Aim of the exercise>
Transcribe every entry below word for word, but skip the pictures.

Dataset entries:

☆ ☆ ☆

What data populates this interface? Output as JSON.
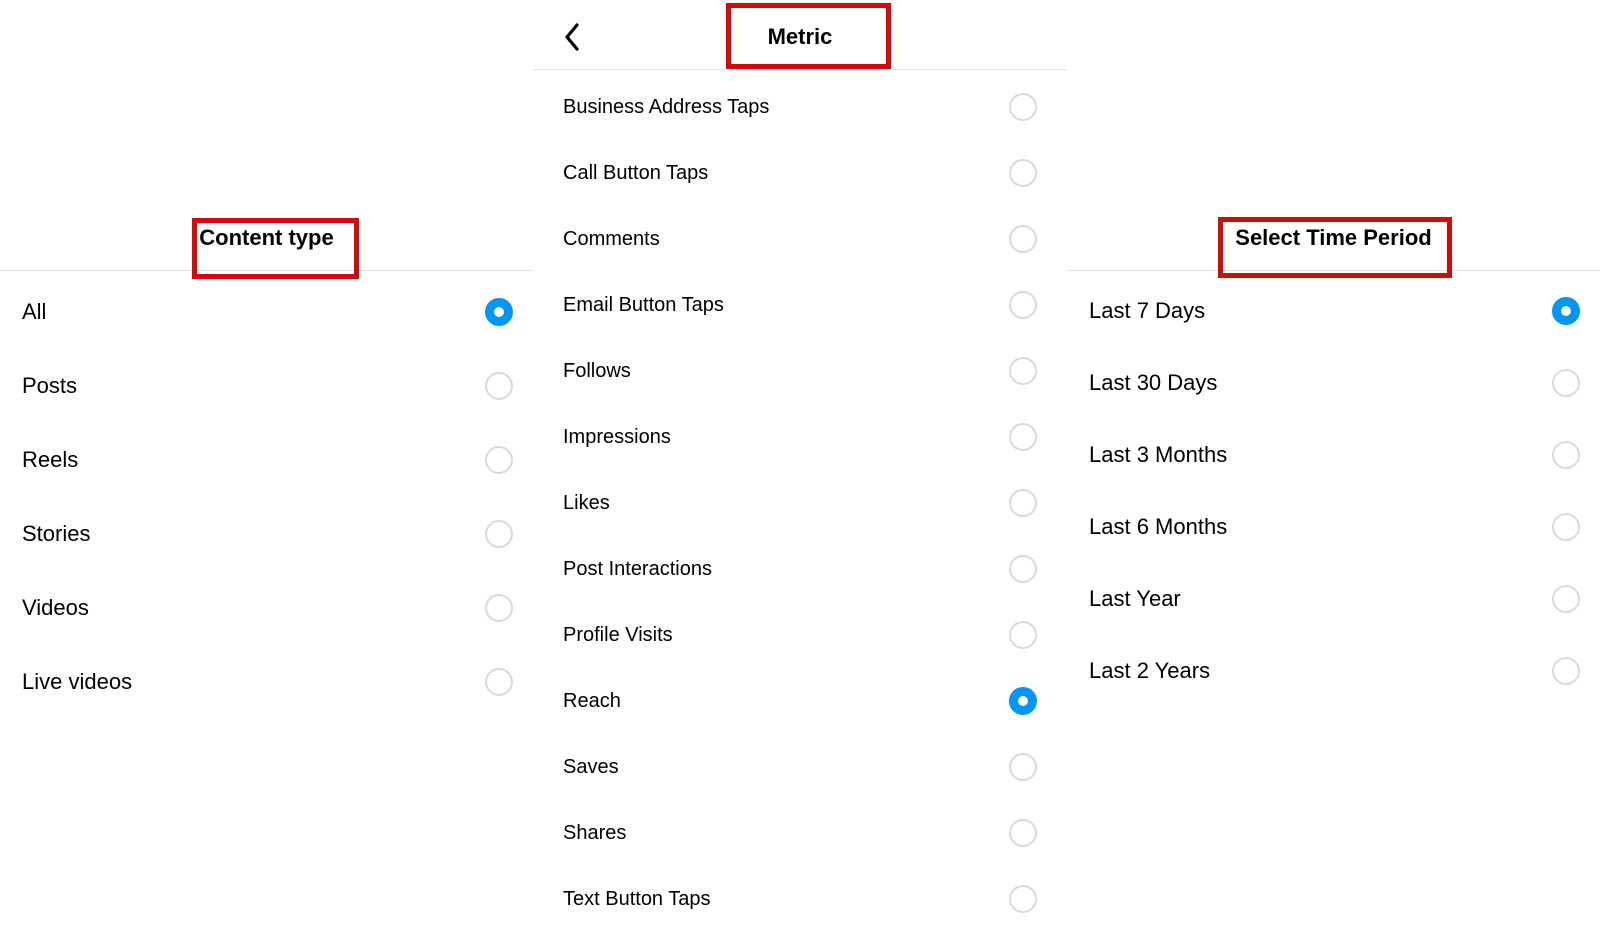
{
  "left": {
    "title": "Content type",
    "items": [
      {
        "label": "All",
        "selected": true
      },
      {
        "label": "Posts",
        "selected": false
      },
      {
        "label": "Reels",
        "selected": false
      },
      {
        "label": "Stories",
        "selected": false
      },
      {
        "label": "Videos",
        "selected": false
      },
      {
        "label": "Live videos",
        "selected": false
      }
    ]
  },
  "mid": {
    "title": "Metric",
    "items": [
      {
        "label": "Business Address Taps",
        "selected": false
      },
      {
        "label": "Call Button Taps",
        "selected": false
      },
      {
        "label": "Comments",
        "selected": false
      },
      {
        "label": "Email Button Taps",
        "selected": false
      },
      {
        "label": "Follows",
        "selected": false
      },
      {
        "label": "Impressions",
        "selected": false
      },
      {
        "label": "Likes",
        "selected": false
      },
      {
        "label": "Post Interactions",
        "selected": false
      },
      {
        "label": "Profile Visits",
        "selected": false
      },
      {
        "label": "Reach",
        "selected": true
      },
      {
        "label": "Saves",
        "selected": false
      },
      {
        "label": "Shares",
        "selected": false
      },
      {
        "label": "Text Button Taps",
        "selected": false
      }
    ]
  },
  "right": {
    "title": "Select Time Period",
    "items": [
      {
        "label": "Last 7 Days",
        "selected": true
      },
      {
        "label": "Last 30 Days",
        "selected": false
      },
      {
        "label": "Last 3 Months",
        "selected": false
      },
      {
        "label": "Last 6 Months",
        "selected": false
      },
      {
        "label": "Last Year",
        "selected": false
      },
      {
        "label": "Last 2 Years",
        "selected": false
      }
    ]
  }
}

☆ ☆ ☆

Answer>
What data populates this interface? Output as JSON.
{
  "left": {
    "title": "Content type",
    "items": [
      {
        "label": "All",
        "selected": true
      },
      {
        "label": "Posts",
        "selected": false
      },
      {
        "label": "Reels",
        "selected": false
      },
      {
        "label": "Stories",
        "selected": false
      },
      {
        "label": "Videos",
        "selected": false
      },
      {
        "label": "Live videos",
        "selected": false
      }
    ]
  },
  "mid": {
    "title": "Metric",
    "items": [
      {
        "label": "Business Address Taps",
        "selected": false
      },
      {
        "label": "Call Button Taps",
        "selected": false
      },
      {
        "label": "Comments",
        "selected": false
      },
      {
        "label": "Email Button Taps",
        "selected": false
      },
      {
        "label": "Follows",
        "selected": false
      },
      {
        "label": "Impressions",
        "selected": false
      },
      {
        "label": "Likes",
        "selected": false
      },
      {
        "label": "Post Interactions",
        "selected": false
      },
      {
        "label": "Profile Visits",
        "selected": false
      },
      {
        "label": "Reach",
        "selected": true
      },
      {
        "label": "Saves",
        "selected": false
      },
      {
        "label": "Shares",
        "selected": false
      },
      {
        "label": "Text Button Taps",
        "selected": false
      }
    ]
  },
  "right": {
    "title": "Select Time Period",
    "items": [
      {
        "label": "Last 7 Days",
        "selected": true
      },
      {
        "label": "Last 30 Days",
        "selected": false
      },
      {
        "label": "Last 3 Months",
        "selected": false
      },
      {
        "label": "Last 6 Months",
        "selected": false
      },
      {
        "label": "Last Year",
        "selected": false
      },
      {
        "label": "Last 2 Years",
        "selected": false
      }
    ]
  }
}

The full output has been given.